## Stated exercise
Reproduce each of the rows below verbatim, omitting the pictures from your reply.

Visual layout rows
──────────
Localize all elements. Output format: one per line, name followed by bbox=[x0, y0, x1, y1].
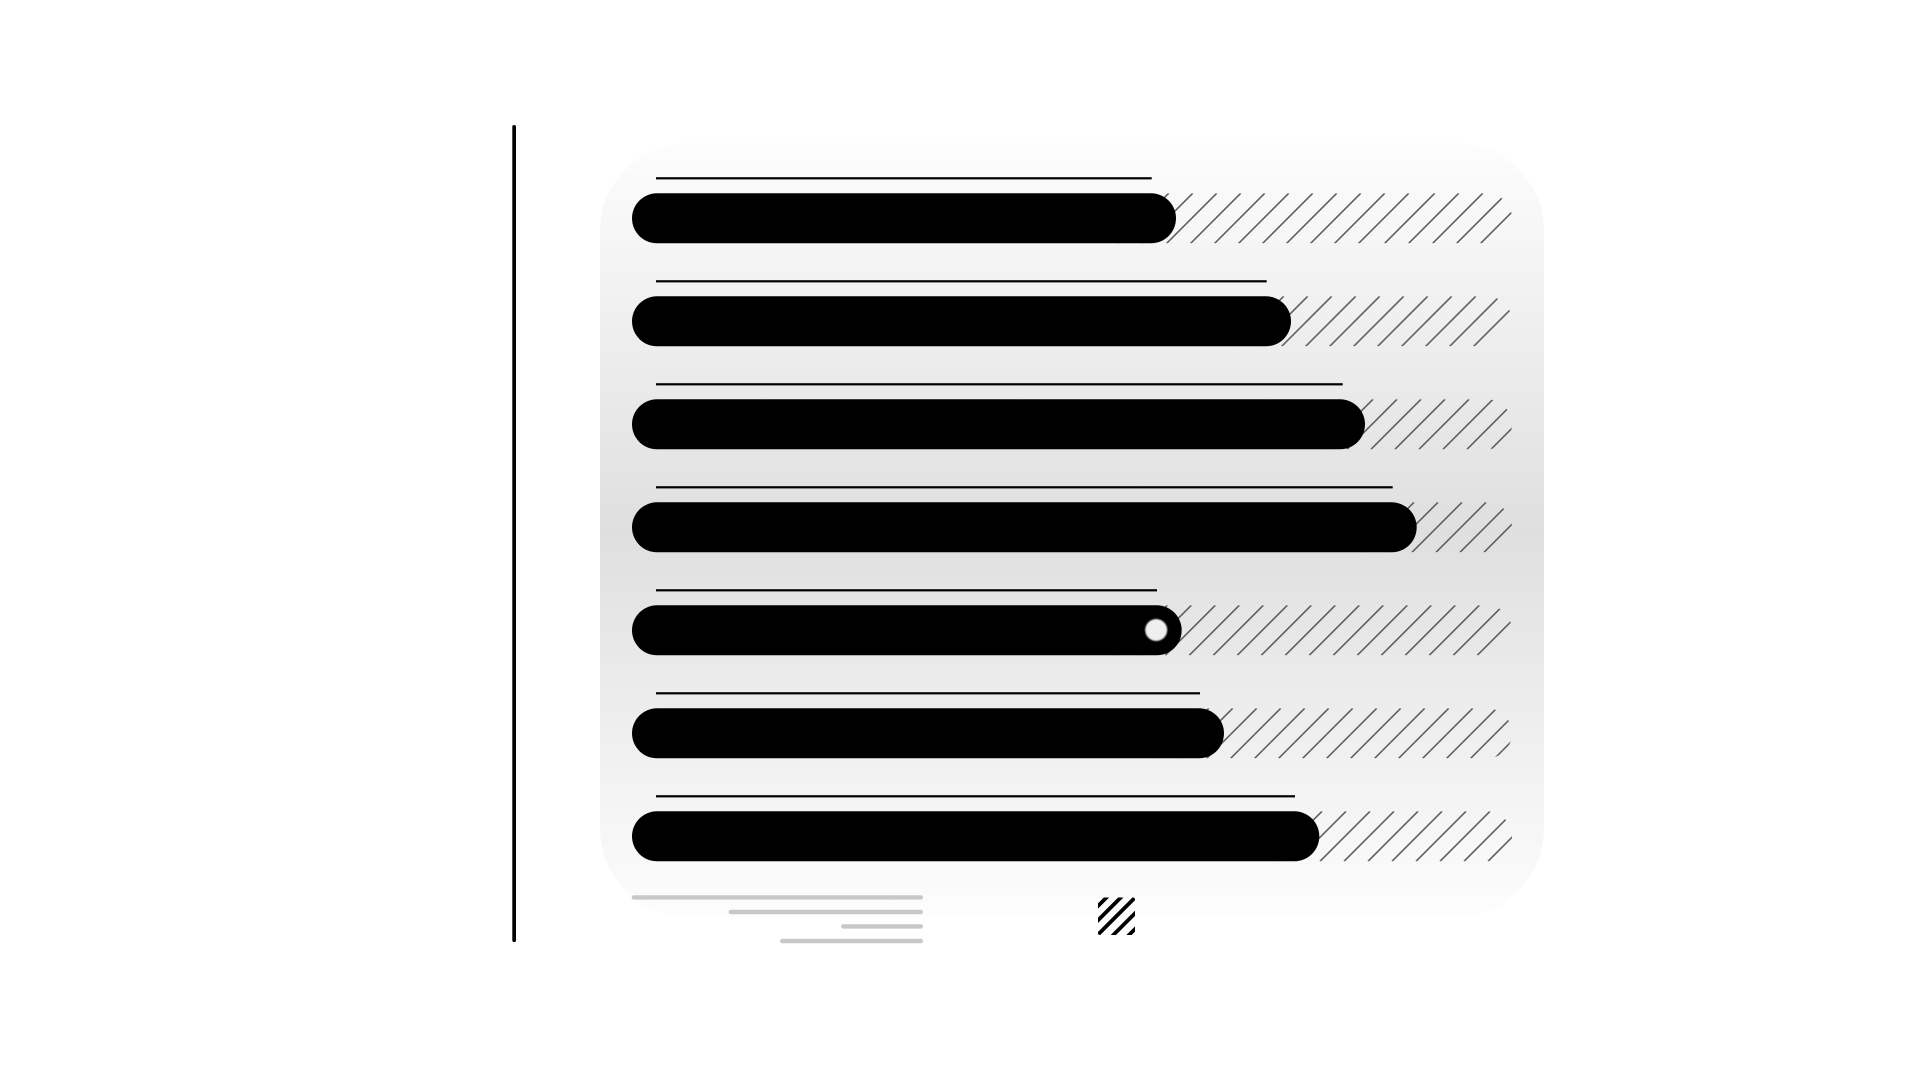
filled bar 7 bbox=[632, 811, 1319, 861]
label line 4 bbox=[656, 486, 1393, 488]
row 7 bbox=[632, 795, 1538, 861]
filled bar 6 bbox=[632, 708, 1224, 758]
hatched remainder 3 bbox=[1323, 399, 1512, 450]
row 5 bbox=[632, 589, 1527, 655]
hatched remainder 4 bbox=[1364, 502, 1512, 552]
axis line bbox=[512, 125, 516, 942]
hatched remainder 2 bbox=[1234, 296, 1524, 346]
filled bar 2 bbox=[632, 296, 1291, 346]
hatched remainder 1 bbox=[1119, 193, 1531, 243]
filled bar 5 bbox=[632, 605, 1182, 655]
footnote lines bbox=[632, 895, 923, 943]
filled bar 3 bbox=[632, 399, 1365, 449]
row 1 bbox=[632, 177, 1531, 243]
label line 5 bbox=[656, 589, 1157, 591]
label line 6 bbox=[656, 692, 1200, 694]
row 2 bbox=[632, 280, 1524, 346]
hatched remainder 5 bbox=[1117, 605, 1527, 655]
label line 2 bbox=[656, 280, 1267, 282]
label line 1 bbox=[656, 177, 1152, 179]
hatched remainder 6 bbox=[1159, 708, 1545, 758]
hatched remainder 7 bbox=[1272, 811, 1538, 861]
marker dot bbox=[1145, 619, 1167, 641]
row 3 bbox=[632, 383, 1541, 449]
legend swatch: hatch bbox=[1098, 898, 1135, 935]
row 4 bbox=[632, 486, 1534, 552]
filled bar 1 bbox=[632, 193, 1176, 243]
filled bar 4 bbox=[632, 502, 1417, 552]
row 6 bbox=[632, 692, 1545, 758]
infographic canvas bbox=[512, 125, 1544, 944]
panel: gradient background bbox=[600, 143, 1544, 917]
label line 3 bbox=[656, 383, 1343, 385]
label line 7 bbox=[656, 795, 1295, 797]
──────────
## Written reply
Localize all elements. Output format: one per line, name followed by bbox=[x0, y0, x1, y1].
filled bar 7 bbox=[632, 811, 1319, 861]
label line 4 bbox=[656, 486, 1393, 488]
row 7 bbox=[632, 795, 1538, 861]
filled bar 6 bbox=[632, 708, 1224, 758]
hatched remainder 3 bbox=[1323, 399, 1512, 450]
row 5 bbox=[632, 589, 1527, 655]
hatched remainder 4 bbox=[1364, 502, 1512, 552]
axis line bbox=[512, 125, 516, 942]
hatched remainder 2 bbox=[1234, 296, 1524, 346]
filled bar 2 bbox=[632, 296, 1291, 346]
hatched remainder 1 bbox=[1119, 193, 1531, 243]
filled bar 5 bbox=[632, 605, 1182, 655]
footnote lines bbox=[632, 895, 923, 943]
filled bar 3 bbox=[632, 399, 1365, 449]
row 1 bbox=[632, 177, 1531, 243]
label line 5 bbox=[656, 589, 1157, 591]
label line 6 bbox=[656, 692, 1200, 694]
row 2 bbox=[632, 280, 1524, 346]
hatched remainder 5 bbox=[1117, 605, 1527, 655]
label line 2 bbox=[656, 280, 1267, 282]
label line 1 bbox=[656, 177, 1152, 179]
hatched remainder 6 bbox=[1159, 708, 1545, 758]
hatched remainder 7 bbox=[1272, 811, 1538, 861]
marker dot bbox=[1145, 619, 1167, 641]
row 3 bbox=[632, 383, 1541, 449]
legend swatch: hatch bbox=[1098, 898, 1135, 935]
row 4 bbox=[632, 486, 1534, 552]
filled bar 1 bbox=[632, 193, 1176, 243]
filled bar 4 bbox=[632, 502, 1417, 552]
row 6 bbox=[632, 692, 1545, 758]
infographic canvas bbox=[512, 125, 1544, 944]
panel: gradient background bbox=[600, 143, 1544, 917]
label line 3 bbox=[656, 383, 1343, 385]
label line 7 bbox=[656, 795, 1295, 797]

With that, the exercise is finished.